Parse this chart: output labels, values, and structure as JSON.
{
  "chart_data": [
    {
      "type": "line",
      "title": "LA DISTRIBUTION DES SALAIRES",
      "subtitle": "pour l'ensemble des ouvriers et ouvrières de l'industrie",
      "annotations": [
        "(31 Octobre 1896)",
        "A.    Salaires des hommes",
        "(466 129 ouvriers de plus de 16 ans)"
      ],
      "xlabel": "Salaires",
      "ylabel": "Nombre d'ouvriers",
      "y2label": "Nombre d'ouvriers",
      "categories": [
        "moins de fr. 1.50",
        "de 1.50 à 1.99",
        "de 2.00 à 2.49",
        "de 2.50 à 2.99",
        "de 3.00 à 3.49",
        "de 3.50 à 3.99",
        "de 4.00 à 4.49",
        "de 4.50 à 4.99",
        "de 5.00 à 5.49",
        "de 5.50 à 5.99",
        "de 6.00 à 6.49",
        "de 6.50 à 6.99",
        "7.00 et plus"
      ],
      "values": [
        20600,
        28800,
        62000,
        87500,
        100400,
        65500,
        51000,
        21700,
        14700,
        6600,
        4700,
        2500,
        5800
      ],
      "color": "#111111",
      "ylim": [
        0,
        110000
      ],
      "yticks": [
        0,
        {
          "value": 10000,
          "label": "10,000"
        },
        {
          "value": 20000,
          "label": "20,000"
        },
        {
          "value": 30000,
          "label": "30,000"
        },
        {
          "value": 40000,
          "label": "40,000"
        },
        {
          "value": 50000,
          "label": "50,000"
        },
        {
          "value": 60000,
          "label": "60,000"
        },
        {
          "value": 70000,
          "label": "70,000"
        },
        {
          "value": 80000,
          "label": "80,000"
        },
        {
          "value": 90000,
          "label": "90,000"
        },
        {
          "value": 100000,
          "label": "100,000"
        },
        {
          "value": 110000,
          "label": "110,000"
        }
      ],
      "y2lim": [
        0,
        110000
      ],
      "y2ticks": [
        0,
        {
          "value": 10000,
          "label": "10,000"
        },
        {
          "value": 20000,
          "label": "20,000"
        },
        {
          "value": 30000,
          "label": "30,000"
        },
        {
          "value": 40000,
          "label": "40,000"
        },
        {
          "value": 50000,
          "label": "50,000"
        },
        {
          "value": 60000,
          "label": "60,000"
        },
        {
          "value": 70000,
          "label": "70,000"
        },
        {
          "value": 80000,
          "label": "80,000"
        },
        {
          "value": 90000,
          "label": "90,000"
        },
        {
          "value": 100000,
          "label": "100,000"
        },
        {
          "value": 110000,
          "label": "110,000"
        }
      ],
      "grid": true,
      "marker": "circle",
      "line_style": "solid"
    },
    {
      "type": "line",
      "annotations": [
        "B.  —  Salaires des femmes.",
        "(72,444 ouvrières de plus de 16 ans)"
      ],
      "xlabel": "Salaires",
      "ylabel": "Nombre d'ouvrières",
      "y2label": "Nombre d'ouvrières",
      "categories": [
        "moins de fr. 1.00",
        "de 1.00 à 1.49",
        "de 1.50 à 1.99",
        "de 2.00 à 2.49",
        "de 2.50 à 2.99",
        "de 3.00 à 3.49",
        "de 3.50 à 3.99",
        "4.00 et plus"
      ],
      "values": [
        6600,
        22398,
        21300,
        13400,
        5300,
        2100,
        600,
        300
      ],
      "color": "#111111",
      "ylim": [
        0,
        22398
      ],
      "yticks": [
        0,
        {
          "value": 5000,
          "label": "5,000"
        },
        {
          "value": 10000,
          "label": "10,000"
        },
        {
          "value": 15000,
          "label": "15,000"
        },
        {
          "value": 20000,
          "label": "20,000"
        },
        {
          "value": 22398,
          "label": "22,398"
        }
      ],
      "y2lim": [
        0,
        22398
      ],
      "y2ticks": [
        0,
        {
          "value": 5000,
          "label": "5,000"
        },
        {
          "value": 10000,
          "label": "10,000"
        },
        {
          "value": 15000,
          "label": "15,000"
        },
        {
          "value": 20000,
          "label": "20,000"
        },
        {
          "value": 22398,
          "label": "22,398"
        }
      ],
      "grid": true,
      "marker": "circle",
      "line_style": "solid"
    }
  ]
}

Direction:
Return the material in full, exactly as shown.

Response to this task:
Parse this chart: output labels, values, and structure as JSON.
{
  "chart_data": [
    {
      "type": "line",
      "title": "LA DISTRIBUTION DES SALAIRES",
      "subtitle": "pour l'ensemble des ouvriers et ouvrières de l'industrie",
      "annotations": [
        "(31 Octobre 1896)",
        "A.    Salaires des hommes",
        "(466 129 ouvriers de plus de 16 ans)"
      ],
      "xlabel": "Salaires",
      "ylabel": "Nombre d'ouvriers",
      "y2label": "Nombre d'ouvriers",
      "categories": [
        "moins de fr. 1.50",
        "de 1.50 à 1.99",
        "de 2.00 à 2.49",
        "de 2.50 à 2.99",
        "de 3.00 à 3.49",
        "de 3.50 à 3.99",
        "de 4.00 à 4.49",
        "de 4.50 à 4.99",
        "de 5.00 à 5.49",
        "de 5.50 à 5.99",
        "de 6.00 à 6.49",
        "de 6.50 à 6.99",
        "7.00 et plus"
      ],
      "values": [
        20600,
        28800,
        62000,
        87500,
        100400,
        65500,
        51000,
        21700,
        14700,
        6600,
        4700,
        2500,
        5800
      ],
      "color": "#111111",
      "ylim": [
        0,
        110000
      ],
      "yticks": [
        0,
        {
          "value": 10000,
          "label": "10,000"
        },
        {
          "value": 20000,
          "label": "20,000"
        },
        {
          "value": 30000,
          "label": "30,000"
        },
        {
          "value": 40000,
          "label": "40,000"
        },
        {
          "value": 50000,
          "label": "50,000"
        },
        {
          "value": 60000,
          "label": "60,000"
        },
        {
          "value": 70000,
          "label": "70,000"
        },
        {
          "value": 80000,
          "label": "80,000"
        },
        {
          "value": 90000,
          "label": "90,000"
        },
        {
          "value": 100000,
          "label": "100,000"
        },
        {
          "value": 110000,
          "label": "110,000"
        }
      ],
      "y2lim": [
        0,
        110000
      ],
      "y2ticks": [
        0,
        {
          "value": 10000,
          "label": "10,000"
        },
        {
          "value": 20000,
          "label": "20,000"
        },
        {
          "value": 30000,
          "label": "30,000"
        },
        {
          "value": 40000,
          "label": "40,000"
        },
        {
          "value": 50000,
          "label": "50,000"
        },
        {
          "value": 60000,
          "label": "60,000"
        },
        {
          "value": 70000,
          "label": "70,000"
        },
        {
          "value": 80000,
          "label": "80,000"
        },
        {
          "value": 90000,
          "label": "90,000"
        },
        {
          "value": 100000,
          "label": "100,000"
        },
        {
          "value": 110000,
          "label": "110,000"
        }
      ],
      "grid": true,
      "marker": "circle",
      "line_style": "solid"
    },
    {
      "type": "line",
      "annotations": [
        "B.  —  Salaires des femmes.",
        "(72,444 ouvrières de plus de 16 ans)"
      ],
      "xlabel": "Salaires",
      "ylabel": "Nombre d'ouvrières",
      "y2label": "Nombre d'ouvrières",
      "categories": [
        "moins de fr. 1.00",
        "de 1.00 à 1.49",
        "de 1.50 à 1.99",
        "de 2.00 à 2.49",
        "de 2.50 à 2.99",
        "de 3.00 à 3.49",
        "de 3.50 à 3.99",
        "4.00 et plus"
      ],
      "values": [
        6600,
        22398,
        21300,
        13400,
        5300,
        2100,
        600,
        300
      ],
      "color": "#111111",
      "ylim": [
        0,
        22398
      ],
      "yticks": [
        0,
        {
          "value": 5000,
          "label": "5,000"
        },
        {
          "value": 10000,
          "label": "10,000"
        },
        {
          "value": 15000,
          "label": "15,000"
        },
        {
          "value": 20000,
          "label": "20,000"
        },
        {
          "value": 22398,
          "label": "22,398"
        }
      ],
      "y2lim": [
        0,
        22398
      ],
      "y2ticks": [
        0,
        {
          "value": 5000,
          "label": "5,000"
        },
        {
          "value": 10000,
          "label": "10,000"
        },
        {
          "value": 15000,
          "label": "15,000"
        },
        {
          "value": 20000,
          "label": "20,000"
        },
        {
          "value": 22398,
          "label": "22,398"
        }
      ],
      "grid": true,
      "marker": "circle",
      "line_style": "solid"
    }
  ]
}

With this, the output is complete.